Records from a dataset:
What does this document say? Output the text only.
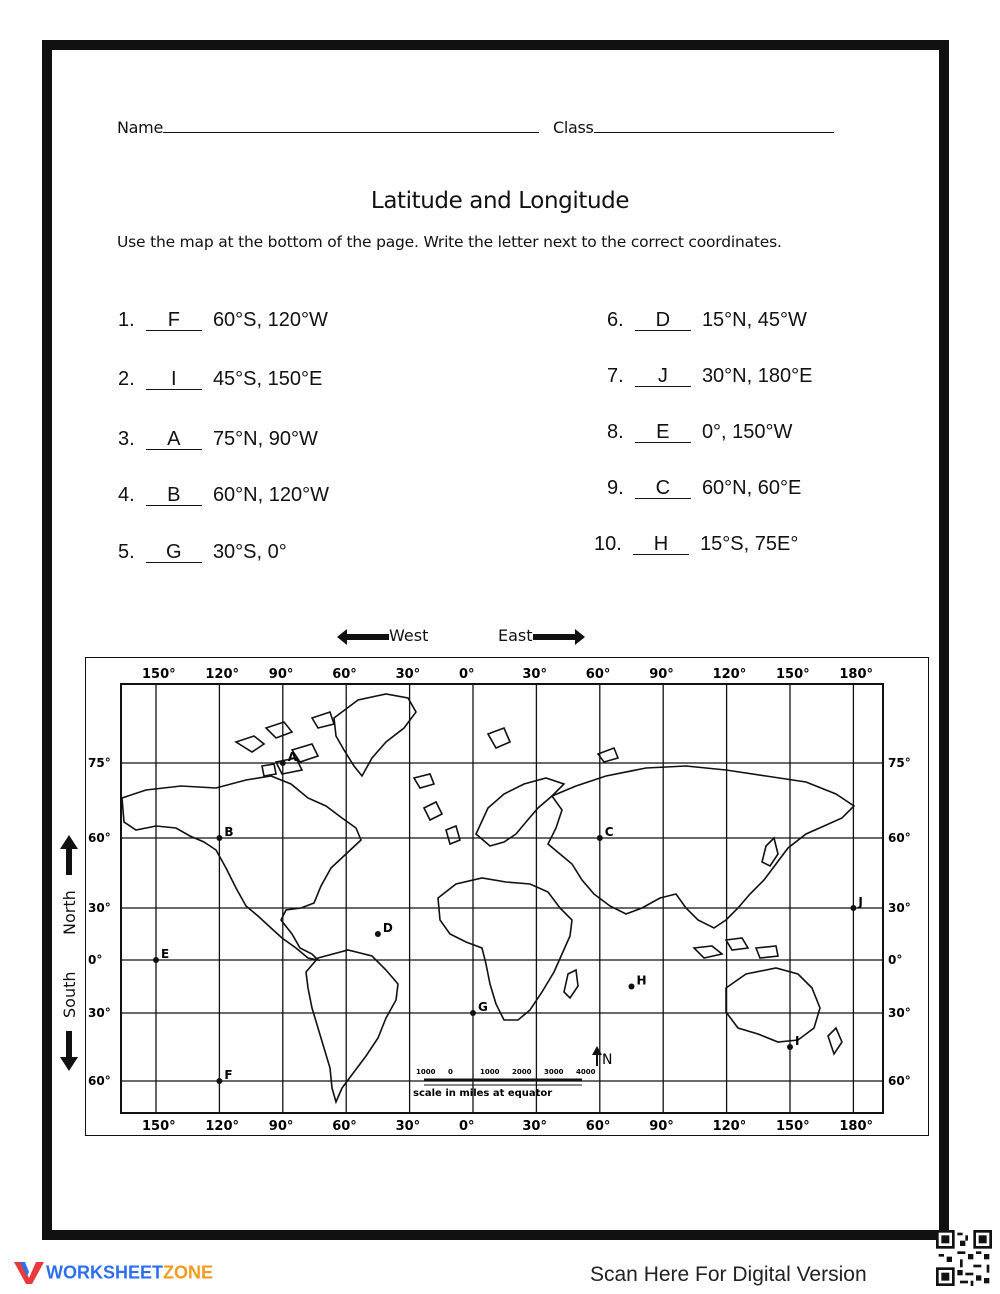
Name	Class
Latitude and Longitude
Use the map at the bottom of the page. Write the letter next to the correct coordinates.
1. F 60°S, 120°W
2. I 45°S, 150°E
3. A 75°N, 90°W
4. B 60°N, 120°W
5. G 30°S, 0°
6. D 15°N, 45°W
7. J 30°N, 180°E
8. E 0°, 150°W
9. C 60°N, 60°E
10. H 15°S, 75E°
West	East
North
South
150°
150°
120°
120°
90°
90°
60°
60°
30°
30°
0°
0°
30°
30°
60°
60°
90°
90°
120°
120°
150°
150°
180°
180°
75°
60°
30°
0°
30°
60°
75°
60°
30°
0°
30°
60°
A
B	C
D
E
F
G
H
I
J
N
scale in miles at equator
1000 0	1000 2000 3000 4000
WORKSHEETZONE	Scan Here For Digital Version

Given exercise: From the entries above, output every line exactly and omit any image.

Result:
What does this document say? Output the text only.
Name	Class
Latitude and Longitude
Use the map at the bottom of the page. Write the letter next to the correct coordinates.
1. F 60°S, 120°W
2. I 45°S, 150°E
3. A 75°N, 90°W
4. B 60°N, 120°W
5. G 30°S, 0°
6. D 15°N, 45°W
7. J 30°N, 180°E
8. E 0°, 150°W
9. C 60°N, 60°E
10. H 15°S, 75E°
West	East
North
South
150°
150°
120°
120°
90°
90°
60°
60°
30°
30°
0°
0°
30°
30°
60°
60°
90°
90°
120°
120°
150°
150°
180°
180°
75°
60°
30°
0°
30°
60°
75°
60°
30°
0°
30°
60°
A
B	C
D
E
F
G
H
I
J
N
scale in miles at equator
1000 0	1000 2000 3000 4000
WORKSHEETZONE	Scan Here For Digital Version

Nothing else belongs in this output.